[Exercise requirements]
Report the number of lines in the entries below that include the word "maternal", and nothing else.

[Material]
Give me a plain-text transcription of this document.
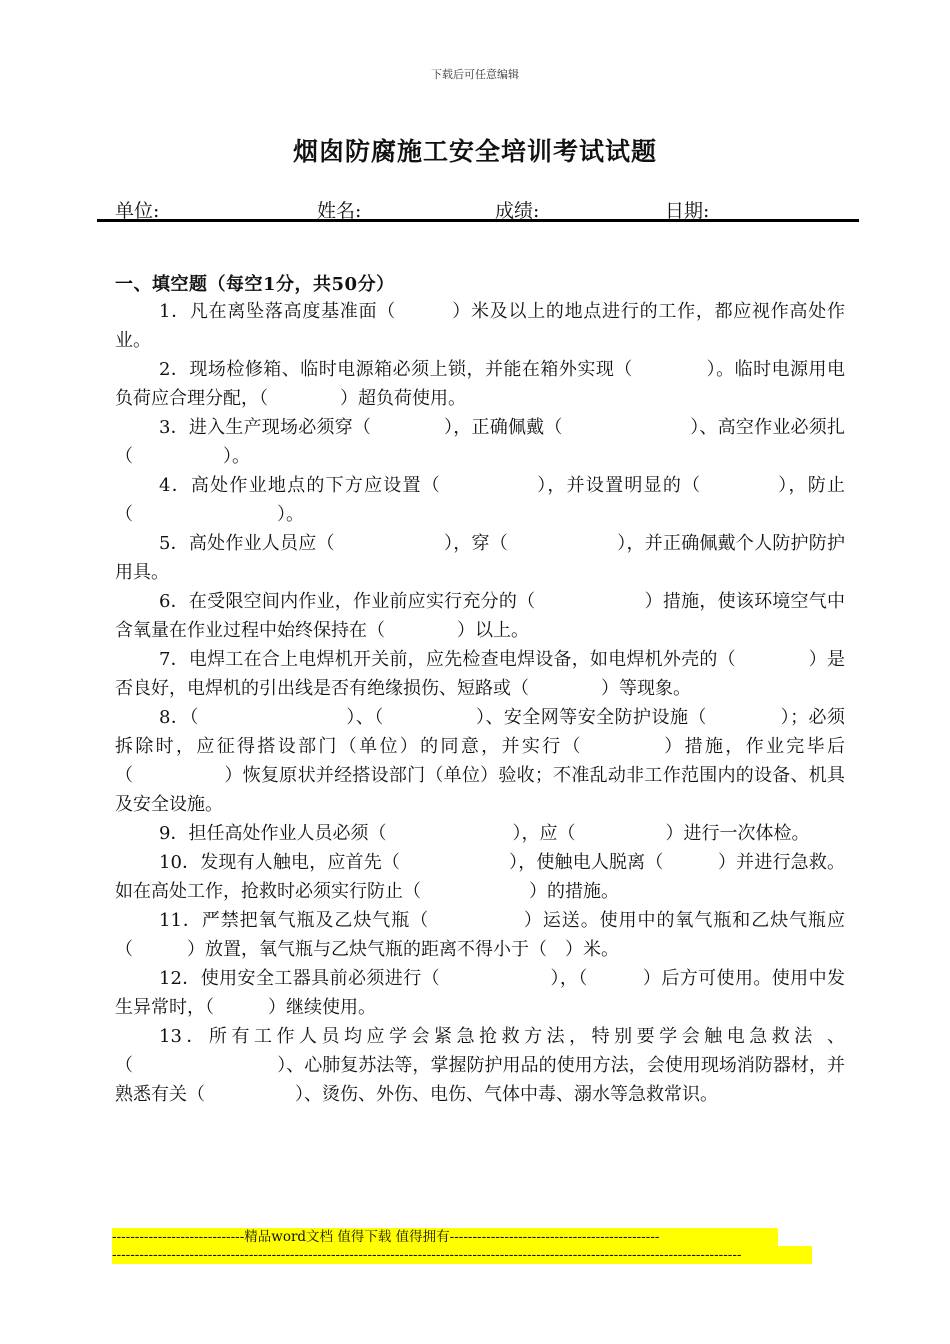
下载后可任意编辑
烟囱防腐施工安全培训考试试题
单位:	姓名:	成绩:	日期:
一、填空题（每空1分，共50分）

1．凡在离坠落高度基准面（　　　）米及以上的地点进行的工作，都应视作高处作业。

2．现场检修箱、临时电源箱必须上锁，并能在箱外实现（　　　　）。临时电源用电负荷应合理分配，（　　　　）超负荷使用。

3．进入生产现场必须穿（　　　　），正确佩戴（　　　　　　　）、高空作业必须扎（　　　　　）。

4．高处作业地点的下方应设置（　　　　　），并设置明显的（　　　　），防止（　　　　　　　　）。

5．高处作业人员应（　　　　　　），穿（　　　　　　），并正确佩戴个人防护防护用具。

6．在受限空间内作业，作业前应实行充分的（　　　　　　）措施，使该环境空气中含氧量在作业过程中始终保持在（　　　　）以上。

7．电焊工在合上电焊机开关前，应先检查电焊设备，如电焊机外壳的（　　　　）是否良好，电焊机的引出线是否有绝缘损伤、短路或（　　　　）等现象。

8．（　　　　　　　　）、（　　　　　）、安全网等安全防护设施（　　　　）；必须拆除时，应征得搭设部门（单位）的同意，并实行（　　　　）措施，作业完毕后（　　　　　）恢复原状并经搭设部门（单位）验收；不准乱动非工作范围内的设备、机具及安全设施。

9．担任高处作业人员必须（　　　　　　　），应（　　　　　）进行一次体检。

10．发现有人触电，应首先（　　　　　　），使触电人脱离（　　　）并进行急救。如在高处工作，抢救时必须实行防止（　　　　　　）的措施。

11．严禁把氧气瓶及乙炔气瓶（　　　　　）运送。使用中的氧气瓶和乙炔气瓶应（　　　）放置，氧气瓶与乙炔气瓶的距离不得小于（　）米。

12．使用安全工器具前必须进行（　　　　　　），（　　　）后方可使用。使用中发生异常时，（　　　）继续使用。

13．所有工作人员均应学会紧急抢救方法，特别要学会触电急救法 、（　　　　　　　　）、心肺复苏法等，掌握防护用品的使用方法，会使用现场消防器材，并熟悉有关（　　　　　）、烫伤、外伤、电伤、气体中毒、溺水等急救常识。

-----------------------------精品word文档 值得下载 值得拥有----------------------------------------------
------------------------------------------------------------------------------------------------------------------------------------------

* * *

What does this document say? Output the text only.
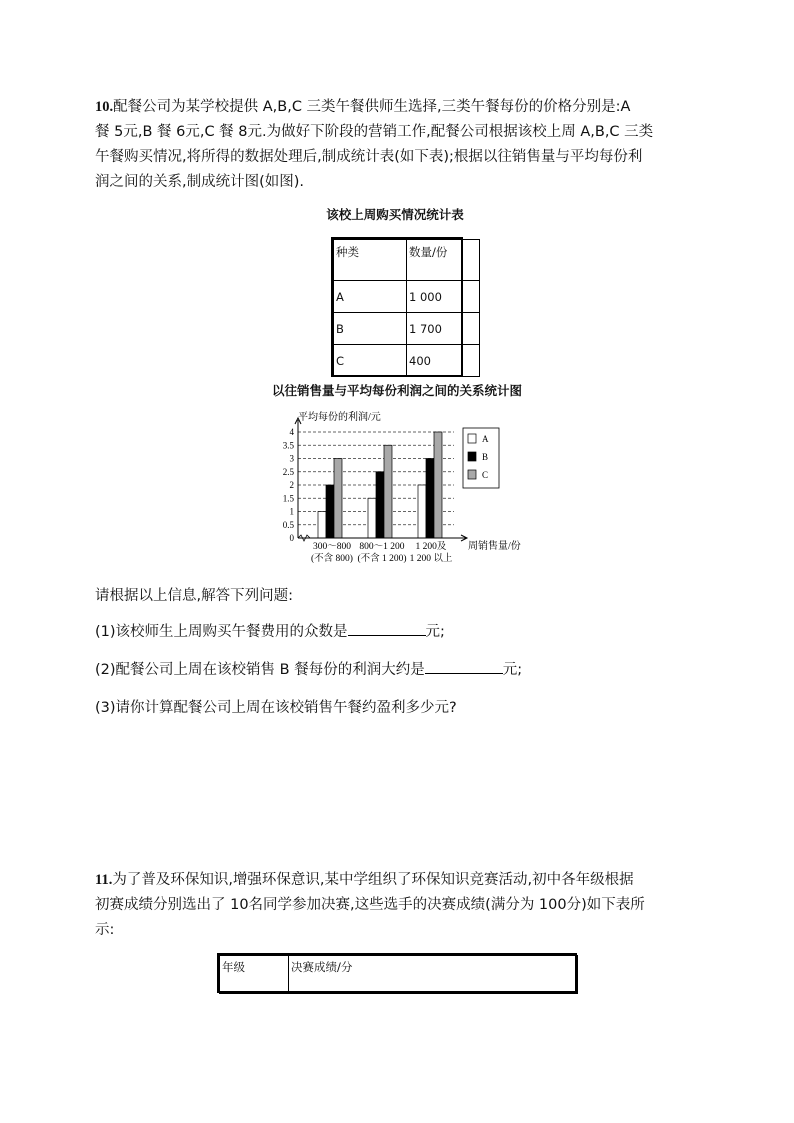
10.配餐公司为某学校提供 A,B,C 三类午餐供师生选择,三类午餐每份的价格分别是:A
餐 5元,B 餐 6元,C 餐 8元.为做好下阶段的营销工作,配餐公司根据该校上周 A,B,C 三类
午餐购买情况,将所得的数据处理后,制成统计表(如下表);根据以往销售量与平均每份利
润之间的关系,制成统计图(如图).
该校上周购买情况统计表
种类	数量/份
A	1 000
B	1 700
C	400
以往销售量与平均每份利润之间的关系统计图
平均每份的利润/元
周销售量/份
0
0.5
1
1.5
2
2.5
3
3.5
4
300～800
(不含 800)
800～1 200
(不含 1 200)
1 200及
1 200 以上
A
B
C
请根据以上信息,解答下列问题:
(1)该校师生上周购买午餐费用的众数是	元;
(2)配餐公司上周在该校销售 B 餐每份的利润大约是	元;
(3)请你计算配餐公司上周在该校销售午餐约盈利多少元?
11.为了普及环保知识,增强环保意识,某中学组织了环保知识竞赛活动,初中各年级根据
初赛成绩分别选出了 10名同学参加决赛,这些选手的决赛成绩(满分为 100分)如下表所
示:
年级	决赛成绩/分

==

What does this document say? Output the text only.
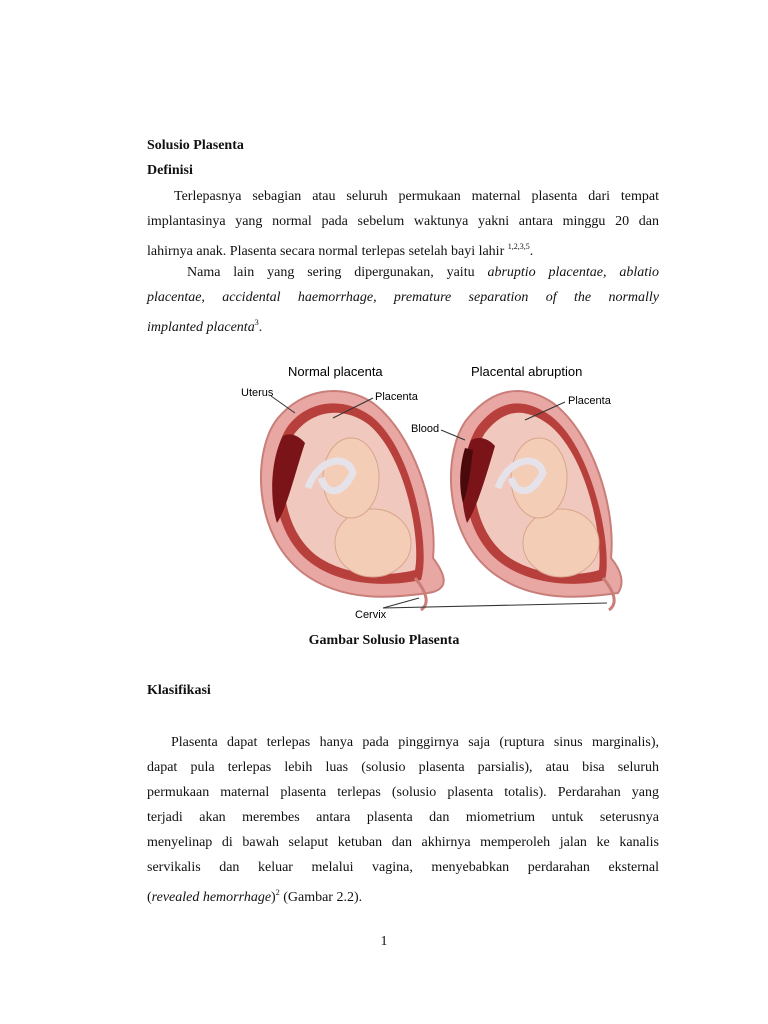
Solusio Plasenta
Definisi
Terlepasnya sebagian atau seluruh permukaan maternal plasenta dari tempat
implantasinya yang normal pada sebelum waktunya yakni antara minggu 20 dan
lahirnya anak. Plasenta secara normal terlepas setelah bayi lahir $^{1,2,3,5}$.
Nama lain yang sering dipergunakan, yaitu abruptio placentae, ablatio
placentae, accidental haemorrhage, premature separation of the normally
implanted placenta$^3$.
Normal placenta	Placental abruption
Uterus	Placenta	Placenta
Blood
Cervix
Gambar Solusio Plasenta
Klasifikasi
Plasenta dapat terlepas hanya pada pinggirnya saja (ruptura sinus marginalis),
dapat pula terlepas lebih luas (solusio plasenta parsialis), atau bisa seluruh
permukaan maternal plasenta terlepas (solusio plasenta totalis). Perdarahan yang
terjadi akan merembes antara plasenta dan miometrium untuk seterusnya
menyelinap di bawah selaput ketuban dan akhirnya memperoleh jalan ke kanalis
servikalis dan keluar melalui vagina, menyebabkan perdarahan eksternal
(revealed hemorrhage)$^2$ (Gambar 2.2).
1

[Task answer]
2